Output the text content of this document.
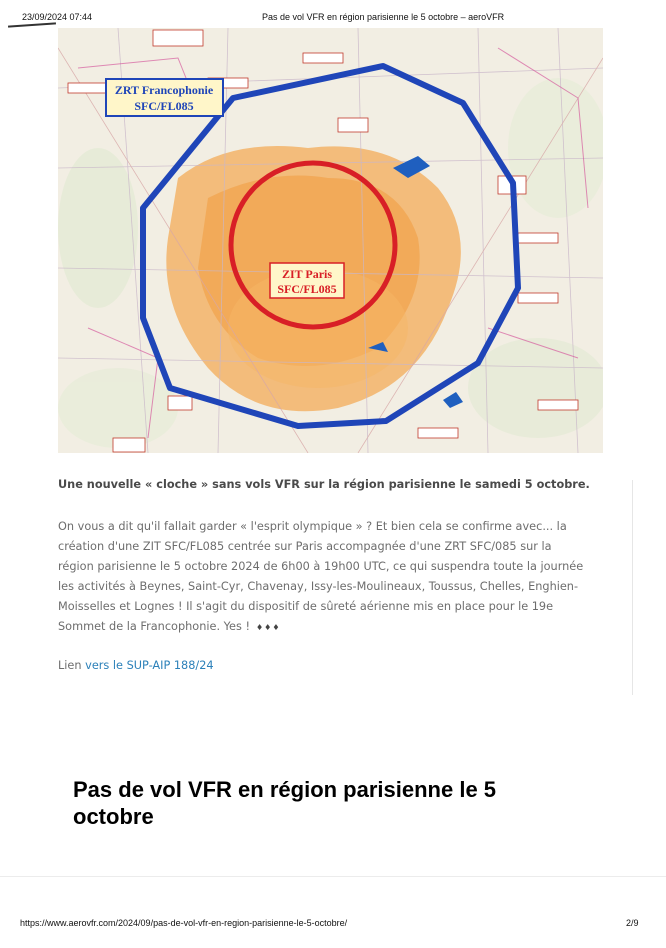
23/09/2024 07:44	Pas de vol VFR en région parisienne le 5 octobre – aeroVFR
ZRT Francophonie
SFC/FL085
ZIT Paris
SFC/FL085
Une nouvelle « cloche » sans vols VFR sur la région parisienne le samedi 5 octobre.
On vous a dit qu'il fallait garder « l'esprit olympique » ? Et bien cela se confirme avec... la
création d'une ZIT SFC/FL085 centrée sur Paris accompagnée d'une ZRT SFC/085 sur la
région parisienne le 5 octobre 2024 de 6h00 à 19h00 UTC, ce qui suspendra toute la journée
les activités à Beynes, Saint-Cyr, Chavenay, Issy-les-Moulineaux, Toussus, Chelles, Enghien-
Moisselles et Lognes ! Il s'agit du dispositif de sûreté aérienne mis en place pour le 19e
Sommet de la Francophonie. Yes ! ♦♦♦
Lien vers le SUP-AIP 188/24
Pas de vol VFR en région parisienne le 5
octobre
https://www.aerovfr.com/2024/09/pas-de-vol-vfr-en-region-parisienne-le-5-octobre/	2/9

■ ■ ■ ■ ■

_Problem to work on:_
Filter for "Francophonie". Return all lines that hold it.

_Exercise output:_
ZRT Francophonie
Sommet de la Francophonie. Yes ! ♦♦♦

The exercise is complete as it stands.